14 ottobre

15.7.15

Vongolare: il Ministero stoppa la Regione!

 
Domani, giovedì 16 luglio, torna in discussione alla Conferenza regionale sulla pesca la “draga vibrante” che il COGEVO vorrebbe introdurre nell’Area Marina Protetta “Torre di Cerrano”. Come già evidenziato in passato, per il WWF si tratta di un attrezzo impattante sull’ambiente marino e perciò incompatibile con il grado di tutela che deve essere garantito in un’area marina protetta.
Il WWF è in grado di produrre una nota della Direzione Generale per la Protezione della Natura e del Mare del Ministero dell’Ambiente e della Tutela del Territorio e del Mare indirizzata alla Regione Abruzzo che blocca qualsiasi iniziativa della Regione su eventuali modifiche del Regolamento sulla disciplina delle attività di pesca all’interno dell’AMP “Torre di Cerrano” ed evidenzia come qualsiasi decisione potrà essere presa solo dopo il parere dell’ISPRA, Istituto Superiore per la Protezione e Ricerca Ambientale, in merito alla relazione sulla “draga vibrante” predisposta, su incarico del COGEVO, dall’Istituto Zooprofilattico Sperimentale Abruzzo e Molise.
Il Ministero sottolinea, inoltre, “la necessità di adottare un principio di precauzione per la tutela degli habitat presenti nell’AMP e dunque che l’utilizzo al suo interno di qualsiasi attrezzo alternativo per la pesca alle vongole sia preceduto da una adeguata sperimentazione in ambiti non protetti”.
Viene pertanto confermato quanto sostenuto dal WWF nella sua lettera di qualche giorno fa indirizzata all’Assessore regionale Dino Pepe e a tutta una serie di altri organismi, tra cui il Ministero stesso e l’ISPRA.
A parere del WWF Abruzzo la soluzione di eventuali problemi legati alle attività dei vongolari successivamente all’istituzione dell’AMP “Torre di Cerrano” va ricercata abbandonando le forzature che fino ad oggi si sono tentate e ipotizzando soluzioni realmente alternative che garantiscano la tutela degli unici 7 km di mare antistante la costa abruzzese tutelati sui circa 130 totali.

(Dati di previsione dei riquadri di delimitazione)
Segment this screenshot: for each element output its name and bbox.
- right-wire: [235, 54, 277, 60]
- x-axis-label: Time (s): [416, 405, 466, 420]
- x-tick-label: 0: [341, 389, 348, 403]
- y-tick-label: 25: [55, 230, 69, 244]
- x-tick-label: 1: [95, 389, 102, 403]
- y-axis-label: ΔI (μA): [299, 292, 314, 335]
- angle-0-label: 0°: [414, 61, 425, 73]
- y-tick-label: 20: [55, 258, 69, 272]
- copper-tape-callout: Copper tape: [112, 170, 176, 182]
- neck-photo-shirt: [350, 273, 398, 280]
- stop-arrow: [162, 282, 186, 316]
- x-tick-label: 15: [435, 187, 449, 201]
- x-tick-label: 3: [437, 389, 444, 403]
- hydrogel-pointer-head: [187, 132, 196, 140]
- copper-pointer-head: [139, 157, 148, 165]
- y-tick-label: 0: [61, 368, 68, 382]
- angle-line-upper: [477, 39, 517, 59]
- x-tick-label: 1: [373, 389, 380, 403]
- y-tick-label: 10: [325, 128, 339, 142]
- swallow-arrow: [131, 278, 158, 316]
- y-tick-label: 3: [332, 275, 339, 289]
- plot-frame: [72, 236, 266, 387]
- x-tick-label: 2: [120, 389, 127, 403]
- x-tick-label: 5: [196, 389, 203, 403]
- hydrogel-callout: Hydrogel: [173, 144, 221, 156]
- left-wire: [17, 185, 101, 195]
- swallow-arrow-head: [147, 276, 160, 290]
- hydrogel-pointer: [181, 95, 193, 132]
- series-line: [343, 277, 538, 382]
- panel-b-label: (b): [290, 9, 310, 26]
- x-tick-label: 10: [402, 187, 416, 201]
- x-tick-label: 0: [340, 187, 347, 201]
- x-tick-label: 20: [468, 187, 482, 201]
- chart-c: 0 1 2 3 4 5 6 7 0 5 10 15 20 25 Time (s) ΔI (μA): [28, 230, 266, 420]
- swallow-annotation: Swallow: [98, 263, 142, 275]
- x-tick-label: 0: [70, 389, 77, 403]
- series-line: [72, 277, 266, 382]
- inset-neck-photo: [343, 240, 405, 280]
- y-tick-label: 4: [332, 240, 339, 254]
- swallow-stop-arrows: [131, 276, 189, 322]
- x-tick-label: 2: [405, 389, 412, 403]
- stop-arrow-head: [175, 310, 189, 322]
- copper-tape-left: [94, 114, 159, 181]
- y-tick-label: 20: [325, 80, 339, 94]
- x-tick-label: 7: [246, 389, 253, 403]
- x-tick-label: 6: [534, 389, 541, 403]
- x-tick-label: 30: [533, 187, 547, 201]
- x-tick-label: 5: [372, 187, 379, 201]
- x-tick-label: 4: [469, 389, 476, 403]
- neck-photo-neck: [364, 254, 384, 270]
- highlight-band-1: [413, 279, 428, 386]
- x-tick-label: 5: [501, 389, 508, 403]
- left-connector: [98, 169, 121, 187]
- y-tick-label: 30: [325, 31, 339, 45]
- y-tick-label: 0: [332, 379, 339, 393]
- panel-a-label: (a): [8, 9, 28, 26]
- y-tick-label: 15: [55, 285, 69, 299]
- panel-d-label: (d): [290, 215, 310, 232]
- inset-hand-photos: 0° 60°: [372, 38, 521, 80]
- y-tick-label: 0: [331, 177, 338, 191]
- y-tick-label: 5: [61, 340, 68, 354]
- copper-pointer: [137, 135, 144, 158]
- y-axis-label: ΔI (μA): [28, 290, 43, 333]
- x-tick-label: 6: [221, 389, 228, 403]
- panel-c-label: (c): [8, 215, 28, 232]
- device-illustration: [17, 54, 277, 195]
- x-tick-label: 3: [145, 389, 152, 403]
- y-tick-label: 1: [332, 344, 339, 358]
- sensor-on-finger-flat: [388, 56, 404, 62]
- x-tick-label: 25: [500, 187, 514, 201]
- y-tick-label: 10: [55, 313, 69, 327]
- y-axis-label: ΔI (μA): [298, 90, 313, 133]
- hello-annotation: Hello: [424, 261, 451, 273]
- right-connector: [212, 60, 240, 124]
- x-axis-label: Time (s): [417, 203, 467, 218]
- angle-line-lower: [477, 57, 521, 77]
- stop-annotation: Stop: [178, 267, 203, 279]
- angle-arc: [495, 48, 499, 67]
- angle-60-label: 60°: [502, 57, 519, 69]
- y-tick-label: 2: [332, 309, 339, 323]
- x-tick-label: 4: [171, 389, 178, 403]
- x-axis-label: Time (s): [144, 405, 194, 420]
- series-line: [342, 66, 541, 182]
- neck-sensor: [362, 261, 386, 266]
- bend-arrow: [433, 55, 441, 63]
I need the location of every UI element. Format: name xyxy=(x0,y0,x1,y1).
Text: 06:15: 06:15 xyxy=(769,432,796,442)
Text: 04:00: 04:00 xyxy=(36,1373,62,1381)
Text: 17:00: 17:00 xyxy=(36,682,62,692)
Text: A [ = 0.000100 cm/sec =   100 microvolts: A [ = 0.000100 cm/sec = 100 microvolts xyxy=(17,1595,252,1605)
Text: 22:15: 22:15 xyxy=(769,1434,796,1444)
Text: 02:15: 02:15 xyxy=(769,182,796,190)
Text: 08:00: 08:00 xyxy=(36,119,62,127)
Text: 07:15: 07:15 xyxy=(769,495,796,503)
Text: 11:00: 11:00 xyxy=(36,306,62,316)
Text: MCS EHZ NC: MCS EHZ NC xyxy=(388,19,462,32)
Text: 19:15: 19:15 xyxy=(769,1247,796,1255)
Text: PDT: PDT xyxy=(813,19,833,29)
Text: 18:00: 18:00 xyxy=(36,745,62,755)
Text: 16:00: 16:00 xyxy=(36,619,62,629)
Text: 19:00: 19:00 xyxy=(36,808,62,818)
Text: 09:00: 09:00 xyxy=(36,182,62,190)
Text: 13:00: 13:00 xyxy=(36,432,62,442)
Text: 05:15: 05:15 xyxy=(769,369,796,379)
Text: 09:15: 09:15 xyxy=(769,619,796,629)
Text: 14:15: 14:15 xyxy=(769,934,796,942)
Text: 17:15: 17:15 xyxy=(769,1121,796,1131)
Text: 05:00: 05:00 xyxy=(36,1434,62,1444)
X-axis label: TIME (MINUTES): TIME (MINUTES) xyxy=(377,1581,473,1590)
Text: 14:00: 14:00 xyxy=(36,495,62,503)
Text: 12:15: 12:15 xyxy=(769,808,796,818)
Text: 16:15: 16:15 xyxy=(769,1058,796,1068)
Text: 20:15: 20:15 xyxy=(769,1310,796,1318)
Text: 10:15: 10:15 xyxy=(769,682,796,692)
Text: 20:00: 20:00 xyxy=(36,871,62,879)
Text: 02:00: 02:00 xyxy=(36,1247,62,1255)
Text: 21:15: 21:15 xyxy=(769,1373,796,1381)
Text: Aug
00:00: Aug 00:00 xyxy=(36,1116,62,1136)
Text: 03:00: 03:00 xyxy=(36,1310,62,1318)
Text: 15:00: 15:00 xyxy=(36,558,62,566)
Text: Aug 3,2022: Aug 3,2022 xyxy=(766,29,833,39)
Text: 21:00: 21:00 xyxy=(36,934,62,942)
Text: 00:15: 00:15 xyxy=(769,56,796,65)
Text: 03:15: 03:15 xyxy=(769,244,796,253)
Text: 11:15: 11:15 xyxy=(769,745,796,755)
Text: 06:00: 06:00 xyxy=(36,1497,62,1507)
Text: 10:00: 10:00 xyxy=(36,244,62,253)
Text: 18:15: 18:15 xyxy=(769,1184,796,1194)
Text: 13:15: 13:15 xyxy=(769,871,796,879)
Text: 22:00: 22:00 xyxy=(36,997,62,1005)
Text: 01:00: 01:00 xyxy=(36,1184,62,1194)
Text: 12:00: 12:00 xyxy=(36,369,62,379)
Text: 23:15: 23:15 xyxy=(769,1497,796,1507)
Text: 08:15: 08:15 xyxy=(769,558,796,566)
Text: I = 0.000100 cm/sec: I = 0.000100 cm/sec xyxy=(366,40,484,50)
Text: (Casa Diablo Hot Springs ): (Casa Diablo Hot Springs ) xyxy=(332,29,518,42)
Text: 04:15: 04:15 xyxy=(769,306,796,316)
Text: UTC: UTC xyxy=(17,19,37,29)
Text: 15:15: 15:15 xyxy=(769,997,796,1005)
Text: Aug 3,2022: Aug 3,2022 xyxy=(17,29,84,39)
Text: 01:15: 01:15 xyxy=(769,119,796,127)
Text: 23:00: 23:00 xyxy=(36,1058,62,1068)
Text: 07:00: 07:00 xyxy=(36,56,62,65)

COMPITO DA SVOLGERE: Ricopia senza alcuna modifica il testo sulla draga vibrante, da "Viene pertanto confermato" giù fino a "circa 130 totali." compreso.

RISPOSTA:
Viene pertanto confermato quanto sostenuto dal WWF nella sua lettera di qualche giorno fa indirizzata all’Assessore regionale Dino Pepe e a tutta una serie di altri organismi, tra cui il Ministero stesso e l’ISPRA.
A parere del WWF Abruzzo la soluzione di eventuali problemi legati alle attività dei vongolari successivamente all’istituzione dell’AMP “Torre di Cerrano” va ricercata abbandonando le forzature che fino ad oggi si sono tentate e ipotizzando soluzioni realmente alternative che garantiscano la tutela degli unici 7 km di mare antistante la costa abruzzese tutelati sui circa 130 totali.